→ **Task to complete**:
Without the images, write out the whole listing exactly.

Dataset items
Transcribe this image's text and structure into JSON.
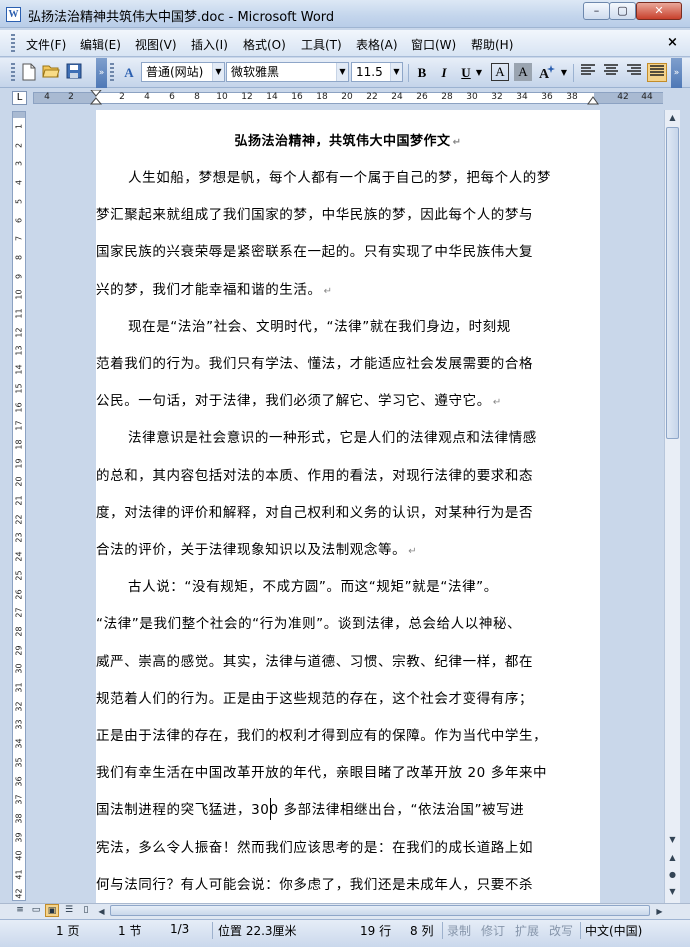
{
  "window": {
    "title_doc": "弘扬法治精神共筑伟大中国梦.doc",
    "title_app": "Microsoft Word",
    "icon": "word-doc-icon",
    "min_label": "–",
    "max_label": "▢",
    "close_label": "✕"
  },
  "menu": {
    "items": [
      "文件(F)",
      "编辑(E)",
      "视图(V)",
      "插入(I)",
      "格式(O)",
      "工具(T)",
      "表格(A)",
      "窗口(W)",
      "帮助(H)"
    ],
    "doc_close": "×"
  },
  "toolbar": {
    "style": "普通(网站)",
    "font": "微软雅黑",
    "size": "11.5",
    "bold": "B",
    "italic": "I",
    "underline": "U",
    "border_a": "A",
    "shade_a": "A",
    "style_icon_label": "A"
  },
  "ruler": {
    "tab_marker": "L",
    "h_ticks": [
      "4",
      "2",
      "2",
      "4",
      "6",
      "8",
      "10",
      "12",
      "14",
      "16",
      "18",
      "20",
      "22",
      "24",
      "26",
      "28",
      "30",
      "32",
      "34",
      "36",
      "38",
      "42",
      "44"
    ],
    "v_ticks": [
      "1",
      "2",
      "3",
      "4",
      "5",
      "6",
      "7",
      "8",
      "9",
      "10",
      "11",
      "12",
      "13",
      "14",
      "15",
      "16",
      "17",
      "18",
      "19",
      "20",
      "21",
      "22",
      "23",
      "24",
      "25",
      "26",
      "27",
      "28",
      "29",
      "30",
      "31",
      "32",
      "33",
      "34",
      "35",
      "36",
      "37",
      "38",
      "39",
      "40",
      "41",
      "42"
    ]
  },
  "document": {
    "title": "弘扬法治精神，共筑伟大中国梦作文",
    "lines": [
      {
        "text": "人生如船，梦想是帆，每个人都有一个属于自己的梦，把每个人的梦",
        "indent": true,
        "mark": false
      },
      {
        "text": "梦汇聚起来就组成了我们国家的梦，中华民族的梦，因此每个人的梦与",
        "indent": false,
        "mark": false
      },
      {
        "text": "国家民族的兴衰荣辱是紧密联系在一起的。只有实现了中华民族伟大复",
        "indent": false,
        "mark": false
      },
      {
        "text": "兴的梦，我们才能幸福和谐的生活。",
        "indent": false,
        "mark": true
      },
      {
        "text": "现在是“法治”社会、文明时代，“法律”就在我们身边，时刻规",
        "indent": true,
        "mark": false
      },
      {
        "text": "范着我们的行为。我们只有学法、懂法，才能适应社会发展需要的合格",
        "indent": false,
        "mark": false
      },
      {
        "text": "公民。一句话，对于法律，我们必须了解它、学习它、遵守它。",
        "indent": false,
        "mark": true
      },
      {
        "text": "法律意识是社会意识的一种形式，它是人们的法律观点和法律情感",
        "indent": true,
        "mark": false
      },
      {
        "text": "的总和，其内容包括对法的本质、作用的看法，对现行法律的要求和态",
        "indent": false,
        "mark": false
      },
      {
        "text": "度，对法律的评价和解释，对自己权利和义务的认识，对某种行为是否",
        "indent": false,
        "mark": false
      },
      {
        "text": "合法的评价，关于法律现象知识以及法制观念等。",
        "indent": false,
        "mark": true
      },
      {
        "text": "古人说：“没有规矩，不成方圆”。而这“规矩”就是“法律”。",
        "indent": true,
        "mark": false
      },
      {
        "text": "“法律”是我们整个社会的“行为准则”。谈到法律，总会给人以神秘、",
        "indent": false,
        "mark": false
      },
      {
        "text": "威严、崇高的感觉。其实，法律与道德、习惯、宗教、纪律一样，都在",
        "indent": false,
        "mark": false
      },
      {
        "text": "规范着人们的行为。正是由于这些规范的存在，这个社会才变得有序；",
        "indent": false,
        "mark": false
      },
      {
        "text": "正是由于法律的存在，我们的权利才得到应有的保障。作为当代中学生，",
        "indent": false,
        "mark": false
      },
      {
        "text": "我们有幸生活在中国改革开放的年代，亲眼目睹了改革开放 20 多年来中",
        "indent": false,
        "mark": false
      },
      {
        "text": "国法制进程的突飞猛进，300 多部法律相继出台，“依法治国”被写进",
        "indent": false,
        "mark": false
      },
      {
        "text": "宪法，多么令人振奋！然而我们应该思考的是：在我们的成长道路上如",
        "indent": false,
        "mark": false
      },
      {
        "text": "何与法同行？有人可能会说：你多虑了，我们还是未成年人，只要不杀",
        "indent": false,
        "mark": false
      }
    ],
    "paragraph_mark": "↵"
  },
  "status": {
    "page": "1 页",
    "section": "1 节",
    "pages": "1/3",
    "position": "位置 22.3厘米",
    "row": "19 行",
    "col": "8 列",
    "rec": "录制",
    "trk": "修订",
    "ext": "扩展",
    "ovr": "改写",
    "lang": "中文(中国)"
  }
}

→ **Exercise response**:
Transcribe this image's text and structure into JSON.
{
  "window": {
    "title_doc": "弘扬法治精神共筑伟大中国梦.doc",
    "title_app": "Microsoft Word",
    "icon": "word-doc-icon",
    "min_label": "–",
    "max_label": "▢",
    "close_label": "✕"
  },
  "menu": {
    "items": [
      "文件(F)",
      "编辑(E)",
      "视图(V)",
      "插入(I)",
      "格式(O)",
      "工具(T)",
      "表格(A)",
      "窗口(W)",
      "帮助(H)"
    ],
    "doc_close": "×"
  },
  "toolbar": {
    "style": "普通(网站)",
    "font": "微软雅黑",
    "size": "11.5",
    "bold": "B",
    "italic": "I",
    "underline": "U",
    "border_a": "A",
    "shade_a": "A",
    "style_icon_label": "A"
  },
  "ruler": {
    "tab_marker": "L",
    "h_ticks": [
      "4",
      "2",
      "2",
      "4",
      "6",
      "8",
      "10",
      "12",
      "14",
      "16",
      "18",
      "20",
      "22",
      "24",
      "26",
      "28",
      "30",
      "32",
      "34",
      "36",
      "38",
      "42",
      "44"
    ],
    "v_ticks": [
      "1",
      "2",
      "3",
      "4",
      "5",
      "6",
      "7",
      "8",
      "9",
      "10",
      "11",
      "12",
      "13",
      "14",
      "15",
      "16",
      "17",
      "18",
      "19",
      "20",
      "21",
      "22",
      "23",
      "24",
      "25",
      "26",
      "27",
      "28",
      "29",
      "30",
      "31",
      "32",
      "33",
      "34",
      "35",
      "36",
      "37",
      "38",
      "39",
      "40",
      "41",
      "42"
    ]
  },
  "document": {
    "title": "弘扬法治精神，共筑伟大中国梦作文",
    "lines": [
      {
        "text": "人生如船，梦想是帆，每个人都有一个属于自己的梦，把每个人的梦",
        "indent": true,
        "mark": false
      },
      {
        "text": "梦汇聚起来就组成了我们国家的梦，中华民族的梦，因此每个人的梦与",
        "indent": false,
        "mark": false
      },
      {
        "text": "国家民族的兴衰荣辱是紧密联系在一起的。只有实现了中华民族伟大复",
        "indent": false,
        "mark": false
      },
      {
        "text": "兴的梦，我们才能幸福和谐的生活。",
        "indent": false,
        "mark": true
      },
      {
        "text": "现在是“法治”社会、文明时代，“法律”就在我们身边，时刻规",
        "indent": true,
        "mark": false
      },
      {
        "text": "范着我们的行为。我们只有学法、懂法，才能适应社会发展需要的合格",
        "indent": false,
        "mark": false
      },
      {
        "text": "公民。一句话，对于法律，我们必须了解它、学习它、遵守它。",
        "indent": false,
        "mark": true
      },
      {
        "text": "法律意识是社会意识的一种形式，它是人们的法律观点和法律情感",
        "indent": true,
        "mark": false
      },
      {
        "text": "的总和，其内容包括对法的本质、作用的看法，对现行法律的要求和态",
        "indent": false,
        "mark": false
      },
      {
        "text": "度，对法律的评价和解释，对自己权利和义务的认识，对某种行为是否",
        "indent": false,
        "mark": false
      },
      {
        "text": "合法的评价，关于法律现象知识以及法制观念等。",
        "indent": false,
        "mark": true
      },
      {
        "text": "古人说：“没有规矩，不成方圆”。而这“规矩”就是“法律”。",
        "indent": true,
        "mark": false
      },
      {
        "text": "“法律”是我们整个社会的“行为准则”。谈到法律，总会给人以神秘、",
        "indent": false,
        "mark": false
      },
      {
        "text": "威严、崇高的感觉。其实，法律与道德、习惯、宗教、纪律一样，都在",
        "indent": false,
        "mark": false
      },
      {
        "text": "规范着人们的行为。正是由于这些规范的存在，这个社会才变得有序；",
        "indent": false,
        "mark": false
      },
      {
        "text": "正是由于法律的存在，我们的权利才得到应有的保障。作为当代中学生，",
        "indent": false,
        "mark": false
      },
      {
        "text": "我们有幸生活在中国改革开放的年代，亲眼目睹了改革开放 20 多年来中",
        "indent": false,
        "mark": false
      },
      {
        "text": "国法制进程的突飞猛进，300 多部法律相继出台，“依法治国”被写进",
        "indent": false,
        "mark": false
      },
      {
        "text": "宪法，多么令人振奋！然而我们应该思考的是：在我们的成长道路上如",
        "indent": false,
        "mark": false
      },
      {
        "text": "何与法同行？有人可能会说：你多虑了，我们还是未成年人，只要不杀",
        "indent": false,
        "mark": false
      }
    ],
    "paragraph_mark": "↵"
  },
  "status": {
    "page": "1 页",
    "section": "1 节",
    "pages": "1/3",
    "position": "位置 22.3厘米",
    "row": "19 行",
    "col": "8 列",
    "rec": "录制",
    "trk": "修订",
    "ext": "扩展",
    "ovr": "改写",
    "lang": "中文(中国)"
  }
}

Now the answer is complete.